**ENTRIES SHOWN:**
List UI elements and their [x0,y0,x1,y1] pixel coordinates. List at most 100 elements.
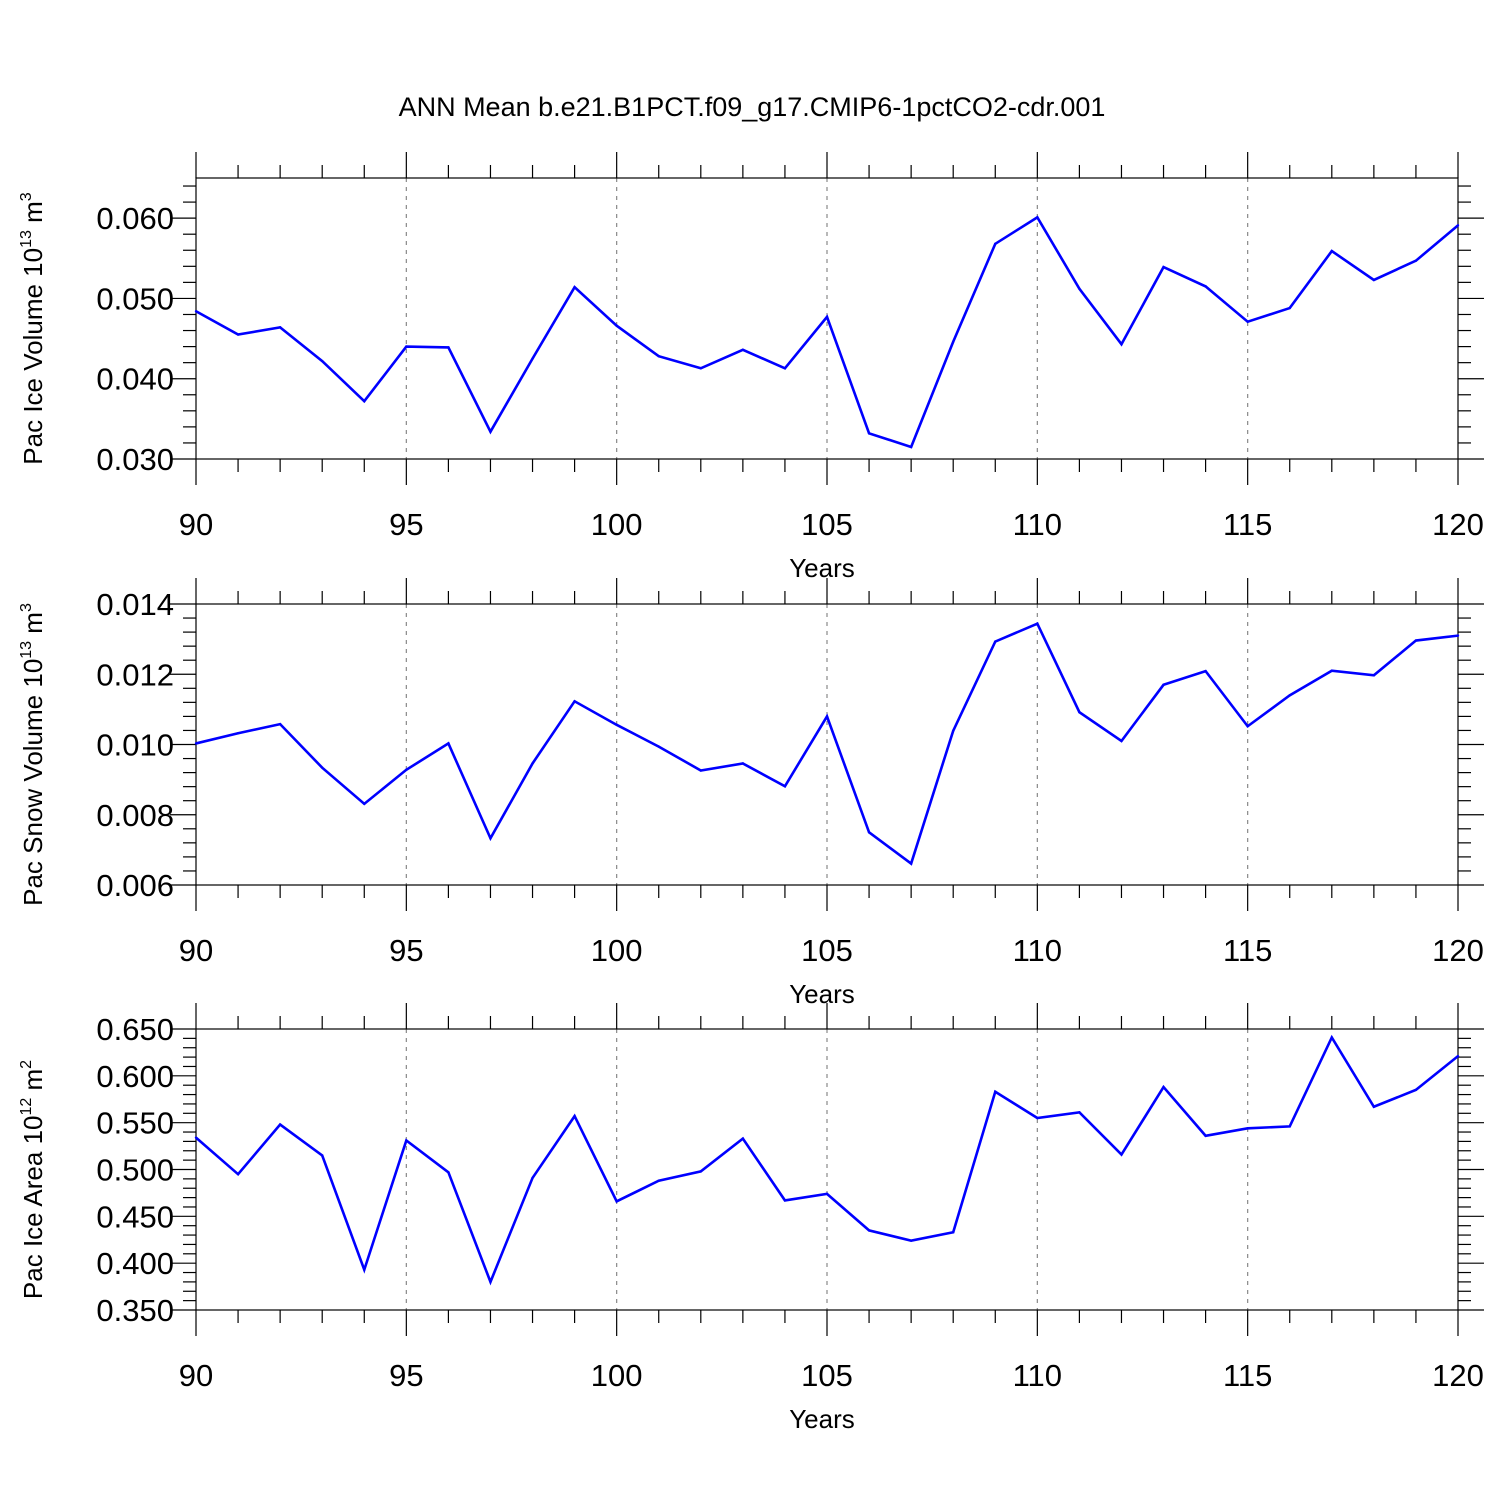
y-tick-label: 0.450 [96,1199,174,1234]
data-point [909,1239,913,1242]
data-point [952,340,955,343]
data-point [615,1200,618,1203]
y-tick-label: 0.006 [96,868,174,903]
y-tick-label: 0.060 [96,201,174,236]
data-point [236,732,240,735]
data-point [909,445,913,449]
data-point [1414,1088,1418,1092]
data-point [825,715,829,718]
data-point [236,1172,240,1176]
y-tick-label: 0.050 [96,281,174,316]
data-point [1204,285,1207,288]
data-point [447,742,450,745]
data-point [278,722,282,726]
data-point [194,742,198,745]
data-point [1204,669,1207,673]
x-tick-label: 100 [591,507,643,542]
data-point [405,345,408,348]
y-tick-label: 0.350 [96,1293,174,1328]
data-point [363,1268,366,1271]
x-tick-label: 115 [1223,1358,1272,1393]
data-point [1120,342,1123,346]
x-tick-label: 105 [801,933,853,968]
data-point [783,367,787,370]
data-point [825,1192,829,1196]
data-point [699,1170,702,1173]
x-tick-label: 105 [801,1358,853,1393]
data-point [531,762,534,765]
data-point [321,766,324,769]
data-point [1330,669,1334,672]
data-point [573,700,576,703]
x-tick-label: 120 [1432,507,1484,542]
plot-frame [195,1028,1459,1311]
data-point [447,346,450,349]
data-point [1036,622,1039,625]
data-point [489,1280,492,1284]
data-point [1456,1054,1460,1058]
data-point [278,326,282,329]
data-point [867,1229,871,1232]
data-point [657,745,660,748]
data-point [1078,287,1081,290]
x-tick-label: 115 [1223,933,1272,968]
data-point [825,315,829,319]
data-point [1372,1105,1376,1108]
data-point [1162,265,1165,269]
data-point [405,768,408,771]
data-point [489,837,492,840]
plot-frame [195,603,1459,886]
data-point [1372,674,1376,677]
data-point [699,769,702,772]
data-point [615,324,618,327]
data-point [867,831,871,834]
data-point [1204,1134,1207,1137]
data-point [867,432,871,435]
data-point [741,762,745,765]
x-tick-label: 95 [389,1358,423,1393]
data-point [1120,739,1123,743]
data-point [1120,1153,1123,1156]
x-axis-label: Years [789,979,855,1009]
data-point [573,1114,576,1118]
panels: 90 95 100 105 110 115 120 0.030 0.040 0.050 0.060 Y… [18,152,1484,1434]
x-tick-label: 100 [591,1358,643,1393]
data-point [783,1199,787,1202]
data-point [994,640,997,643]
x-tick-label: 120 [1432,933,1484,968]
data-point [531,1176,534,1180]
x-tick-label: 90 [179,933,213,968]
y-tick-label: 0.014 [96,587,174,622]
x-axis-label: Years [789,553,855,583]
panel-2: 90 95 100 105 110 115 120 0.006 0.008 0.010 0.012 0… [18,578,1484,1009]
x-tick-label: 105 [801,507,853,542]
y-tick-label: 0.600 [96,1059,174,1094]
data-point [1288,694,1291,697]
data-point [1162,683,1165,686]
data-point [1456,224,1460,227]
y-tick-label: 0.008 [96,798,174,833]
data-point [952,729,955,733]
y-tick-label: 0.650 [96,1012,174,1047]
data-point [1288,306,1291,310]
data-point [994,1090,997,1093]
data-point [699,367,702,370]
data-point [194,1136,198,1139]
x-tick-label: 95 [389,507,423,542]
data-point [531,357,534,360]
panel-3: 90 95 100 105 110 115 120 0.350 0.400 0.450 0.500 0… [18,1003,1484,1434]
data-point [447,1171,450,1174]
x-tick-label: 120 [1432,1358,1484,1393]
data-point [783,785,787,788]
data-point [657,1179,660,1182]
data-point [236,333,240,336]
data-point [194,310,198,313]
data-point [909,862,913,865]
data-point [405,1139,408,1142]
x-tick-label: 95 [389,933,423,968]
data-point [1246,1127,1249,1130]
x-tick-label: 90 [179,507,213,542]
y-axis-label: Pac Ice Area 1012 m2 [18,1060,48,1299]
data-point [741,348,745,352]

**GIVEN INSTRUCTION:**
Copy the stretch of the material from the line containing "y-tick-label: 0.450 [96,1199,174,1234]" through the line containing "data-point [194,742,198,745]", keeping every character unchanged.

**COMPLETED EXERCISE:**
y-tick-label: 0.450 [96,1199,174,1234]
data-point [909,1239,913,1242]
data-point [952,340,955,343]
data-point [615,1200,618,1203]
y-tick-label: 0.006 [96,868,174,903]
y-tick-label: 0.060 [96,201,174,236]
data-point [236,732,240,735]
data-point [909,445,913,449]
data-point [1414,1088,1418,1092]
data-point [825,715,829,718]
data-point [236,1172,240,1176]
y-tick-label: 0.050 [96,281,174,316]
data-point [1204,285,1207,288]
data-point [447,742,450,745]
data-point [278,722,282,726]
data-point [194,742,198,745]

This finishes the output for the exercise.